**Stated exercise:** Write each record again exactly as it stands.

**Records for the task:**
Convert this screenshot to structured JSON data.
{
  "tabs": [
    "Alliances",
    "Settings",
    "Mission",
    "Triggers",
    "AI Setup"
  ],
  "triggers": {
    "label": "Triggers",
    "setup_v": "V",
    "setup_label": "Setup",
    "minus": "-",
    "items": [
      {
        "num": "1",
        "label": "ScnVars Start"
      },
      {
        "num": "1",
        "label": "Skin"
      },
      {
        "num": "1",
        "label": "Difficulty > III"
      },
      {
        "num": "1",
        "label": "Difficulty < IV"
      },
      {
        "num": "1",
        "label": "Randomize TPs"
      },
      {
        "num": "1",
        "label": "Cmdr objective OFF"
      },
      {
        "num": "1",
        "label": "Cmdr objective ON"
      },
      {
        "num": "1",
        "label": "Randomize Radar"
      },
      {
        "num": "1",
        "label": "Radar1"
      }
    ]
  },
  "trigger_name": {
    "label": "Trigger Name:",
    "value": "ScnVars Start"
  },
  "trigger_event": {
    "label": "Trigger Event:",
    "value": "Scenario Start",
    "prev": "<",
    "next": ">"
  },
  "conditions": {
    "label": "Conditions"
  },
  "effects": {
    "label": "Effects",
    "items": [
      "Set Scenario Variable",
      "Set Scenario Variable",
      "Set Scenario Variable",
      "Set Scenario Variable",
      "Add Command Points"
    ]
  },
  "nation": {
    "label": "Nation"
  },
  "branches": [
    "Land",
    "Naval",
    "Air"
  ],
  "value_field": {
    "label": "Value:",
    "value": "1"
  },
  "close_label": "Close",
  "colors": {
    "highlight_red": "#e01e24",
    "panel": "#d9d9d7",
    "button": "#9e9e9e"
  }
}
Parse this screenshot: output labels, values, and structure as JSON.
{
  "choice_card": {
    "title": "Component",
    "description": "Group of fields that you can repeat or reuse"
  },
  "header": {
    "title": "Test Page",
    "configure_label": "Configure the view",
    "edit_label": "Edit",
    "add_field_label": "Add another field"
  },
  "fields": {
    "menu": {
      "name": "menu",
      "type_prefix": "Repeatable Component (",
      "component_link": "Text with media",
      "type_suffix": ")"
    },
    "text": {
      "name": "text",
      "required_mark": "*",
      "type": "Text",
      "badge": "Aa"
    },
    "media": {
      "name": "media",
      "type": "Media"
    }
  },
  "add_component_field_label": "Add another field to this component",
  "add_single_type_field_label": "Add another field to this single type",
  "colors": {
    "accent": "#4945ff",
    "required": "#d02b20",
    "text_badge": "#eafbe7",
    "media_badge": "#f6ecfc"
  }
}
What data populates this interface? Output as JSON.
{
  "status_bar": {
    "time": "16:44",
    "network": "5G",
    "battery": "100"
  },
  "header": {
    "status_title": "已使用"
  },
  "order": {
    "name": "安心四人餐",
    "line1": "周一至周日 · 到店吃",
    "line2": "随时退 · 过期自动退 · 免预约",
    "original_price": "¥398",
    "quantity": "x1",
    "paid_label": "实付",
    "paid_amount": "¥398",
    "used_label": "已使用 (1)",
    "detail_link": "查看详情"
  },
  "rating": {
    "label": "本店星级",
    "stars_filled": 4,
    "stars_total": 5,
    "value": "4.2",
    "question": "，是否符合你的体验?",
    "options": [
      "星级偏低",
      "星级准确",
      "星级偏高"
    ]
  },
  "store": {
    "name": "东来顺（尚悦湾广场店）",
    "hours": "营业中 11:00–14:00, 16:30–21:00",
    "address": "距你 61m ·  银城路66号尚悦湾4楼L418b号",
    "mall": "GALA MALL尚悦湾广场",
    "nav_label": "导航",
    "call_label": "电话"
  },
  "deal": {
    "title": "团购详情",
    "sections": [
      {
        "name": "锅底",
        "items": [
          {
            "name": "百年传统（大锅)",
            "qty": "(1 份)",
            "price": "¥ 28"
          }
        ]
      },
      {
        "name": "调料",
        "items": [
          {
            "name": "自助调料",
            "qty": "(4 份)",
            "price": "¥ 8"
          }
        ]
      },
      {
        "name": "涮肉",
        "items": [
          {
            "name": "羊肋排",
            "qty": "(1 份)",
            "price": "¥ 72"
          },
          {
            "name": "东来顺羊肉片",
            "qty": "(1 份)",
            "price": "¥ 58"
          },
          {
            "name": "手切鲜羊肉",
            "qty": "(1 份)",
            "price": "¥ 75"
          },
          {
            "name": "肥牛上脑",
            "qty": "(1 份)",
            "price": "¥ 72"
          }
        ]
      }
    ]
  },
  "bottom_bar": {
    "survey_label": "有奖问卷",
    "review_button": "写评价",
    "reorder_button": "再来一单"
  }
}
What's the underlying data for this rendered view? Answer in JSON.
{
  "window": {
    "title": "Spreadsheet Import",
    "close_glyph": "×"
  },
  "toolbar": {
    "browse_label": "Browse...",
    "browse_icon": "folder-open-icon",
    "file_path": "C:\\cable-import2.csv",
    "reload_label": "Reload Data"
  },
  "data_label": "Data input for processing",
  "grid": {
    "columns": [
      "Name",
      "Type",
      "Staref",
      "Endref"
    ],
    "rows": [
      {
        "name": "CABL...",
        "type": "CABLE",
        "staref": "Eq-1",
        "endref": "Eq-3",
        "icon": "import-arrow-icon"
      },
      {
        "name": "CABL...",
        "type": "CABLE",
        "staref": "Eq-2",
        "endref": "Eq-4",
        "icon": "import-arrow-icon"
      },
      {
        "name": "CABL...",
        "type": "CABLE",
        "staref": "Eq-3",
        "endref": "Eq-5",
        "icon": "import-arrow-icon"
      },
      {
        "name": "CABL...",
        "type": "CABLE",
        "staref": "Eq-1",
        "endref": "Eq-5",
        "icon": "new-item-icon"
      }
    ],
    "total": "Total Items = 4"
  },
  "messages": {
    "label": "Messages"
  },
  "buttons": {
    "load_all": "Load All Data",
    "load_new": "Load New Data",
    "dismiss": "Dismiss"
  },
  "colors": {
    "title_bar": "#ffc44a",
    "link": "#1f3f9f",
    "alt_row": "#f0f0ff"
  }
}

**Task solution:**
Convert this screenshot to structured JSON data.
{
  "tabs": [
    "Alliances",
    "Settings",
    "Mission",
    "Triggers",
    "AI Setup"
  ],
  "triggers": {
    "label": "Triggers",
    "setup_v": "V",
    "setup_label": "Setup",
    "minus": "-",
    "items": [
      {
        "num": "1",
        "label": "ScnVars Start"
      },
      {
        "num": "1",
        "label": "Skin"
      },
      {
        "num": "1",
        "label": "Difficulty > III"
      },
      {
        "num": "1",
        "label": "Difficulty < IV"
      },
      {
        "num": "1",
        "label": "Randomize TPs"
      },
      {
        "num": "1",
        "label": "Cmdr objective OFF"
      },
      {
        "num": "1",
        "label": "Cmdr objective ON"
      },
      {
        "num": "1",
        "label": "Randomize Radar"
      },
      {
        "num": "1",
        "label": "Radar1"
      }
    ]
  },
  "trigger_name": {
    "label": "Trigger Name:",
    "value": "ScnVars Start"
  },
  "trigger_event": {
    "label": "Trigger Event:",
    "value": "Scenario Start",
    "prev": "<",
    "next": ">"
  },
  "conditions": {
    "label": "Conditions"
  },
  "effects": {
    "label": "Effects",
    "items": [
      "Set Scenario Variable",
      "Set Scenario Variable",
      "Set Scenario Variable",
      "Set Scenario Variable",
      "Add Command Points"
    ]
  },
  "nation": {
    "label": "Nation"
  },
  "branches": [
    "Land",
    "Naval",
    "Air"
  ],
  "value_field": {
    "label": "Value:",
    "value": "1"
  },
  "close_label": "Close",
  "colors": {
    "highlight_red": "#e01e24",
    "panel": "#d9d9d7",
    "button": "#9e9e9e"
  }
}
Parse this screenshot: output labels, values, and structure as JSON.
{
  "choice_card": {
    "title": "Component",
    "description": "Group of fields that you can repeat or reuse"
  },
  "header": {
    "title": "Test Page",
    "configure_label": "Configure the view",
    "edit_label": "Edit",
    "add_field_label": "Add another field"
  },
  "fields": {
    "menu": {
      "name": "menu",
      "type_prefix": "Repeatable Component (",
      "component_link": "Text with media",
      "type_suffix": ")"
    },
    "text": {
      "name": "text",
      "required_mark": "*",
      "type": "Text",
      "badge": "Aa"
    },
    "media": {
      "name": "media",
      "type": "Media"
    }
  },
  "add_component_field_label": "Add another field to this component",
  "add_single_type_field_label": "Add another field to this single type",
  "colors": {
    "accent": "#4945ff",
    "required": "#d02b20",
    "text_badge": "#eafbe7",
    "media_badge": "#f6ecfc"
  }
}
What data populates this interface? Output as JSON.
{
  "status_bar": {
    "time": "16:44",
    "network": "5G",
    "battery": "100"
  },
  "header": {
    "status_title": "已使用"
  },
  "order": {
    "name": "安心四人餐",
    "line1": "周一至周日 · 到店吃",
    "line2": "随时退 · 过期自动退 · 免预约",
    "original_price": "¥398",
    "quantity": "x1",
    "paid_label": "实付",
    "paid_amount": "¥398",
    "used_label": "已使用 (1)",
    "detail_link": "查看详情"
  },
  "rating": {
    "label": "本店星级",
    "stars_filled": 4,
    "stars_total": 5,
    "value": "4.2",
    "question": "，是否符合你的体验?",
    "options": [
      "星级偏低",
      "星级准确",
      "星级偏高"
    ]
  },
  "store": {
    "name": "东来顺（尚悦湾广场店）",
    "hours": "营业中 11:00–14:00, 16:30–21:00",
    "address": "距你 61m ·  银城路66号尚悦湾4楼L418b号",
    "mall": "GALA MALL尚悦湾广场",
    "nav_label": "导航",
    "call_label": "电话"
  },
  "deal": {
    "title": "团购详情",
    "sections": [
      {
        "name": "锅底",
        "items": [
          {
            "name": "百年传统（大锅)",
            "qty": "(1 份)",
            "price": "¥ 28"
          }
        ]
      },
      {
        "name": "调料",
        "items": [
          {
            "name": "自助调料",
            "qty": "(4 份)",
            "price": "¥ 8"
          }
        ]
      },
      {
        "name": "涮肉",
        "items": [
          {
            "name": "羊肋排",
            "qty": "(1 份)",
            "price": "¥ 72"
          },
          {
            "name": "东来顺羊肉片",
            "qty": "(1 份)",
            "price": "¥ 58"
          },
          {
            "name": "手切鲜羊肉",
            "qty": "(1 份)",
            "price": "¥ 75"
          },
          {
            "name": "肥牛上脑",
            "qty": "(1 份)",
            "price": "¥ 72"
          }
        ]
      }
    ]
  },
  "bottom_bar": {
    "survey_label": "有奖问卷",
    "review_button": "写评价",
    "reorder_button": "再来一单"
  }
}
What's the underlying data for this rendered view? Answer in JSON.
{
  "window": {
    "title": "Spreadsheet Import",
    "close_glyph": "×"
  },
  "toolbar": {
    "browse_label": "Browse...",
    "browse_icon": "folder-open-icon",
    "file_path": "C:\\cable-import2.csv",
    "reload_label": "Reload Data"
  },
  "data_label": "Data input for processing",
  "grid": {
    "columns": [
      "Name",
      "Type",
      "Staref",
      "Endref"
    ],
    "rows": [
      {
        "name": "CABL...",
        "type": "CABLE",
        "staref": "Eq-1",
        "endref": "Eq-3",
        "icon": "import-arrow-icon"
      },
      {
        "name": "CABL...",
        "type": "CABLE",
        "staref": "Eq-2",
        "endref": "Eq-4",
        "icon": "import-arrow-icon"
      },
      {
        "name": "CABL...",
        "type": "CABLE",
        "staref": "Eq-3",
        "endref": "Eq-5",
        "icon": "import-arrow-icon"
      },
      {
        "name": "CABL...",
        "type": "CABLE",
        "staref": "Eq-1",
        "endref": "Eq-5",
        "icon": "new-item-icon"
      }
    ],
    "total": "Total Items = 4"
  },
  "messages": {
    "label": "Messages"
  },
  "buttons": {
    "load_all": "Load All Data",
    "load_new": "Load New Data",
    "dismiss": "Dismiss"
  },
  "colors": {
    "title_bar": "#ffc44a",
    "link": "#1f3f9f",
    "alt_row": "#f0f0ff"
  }
}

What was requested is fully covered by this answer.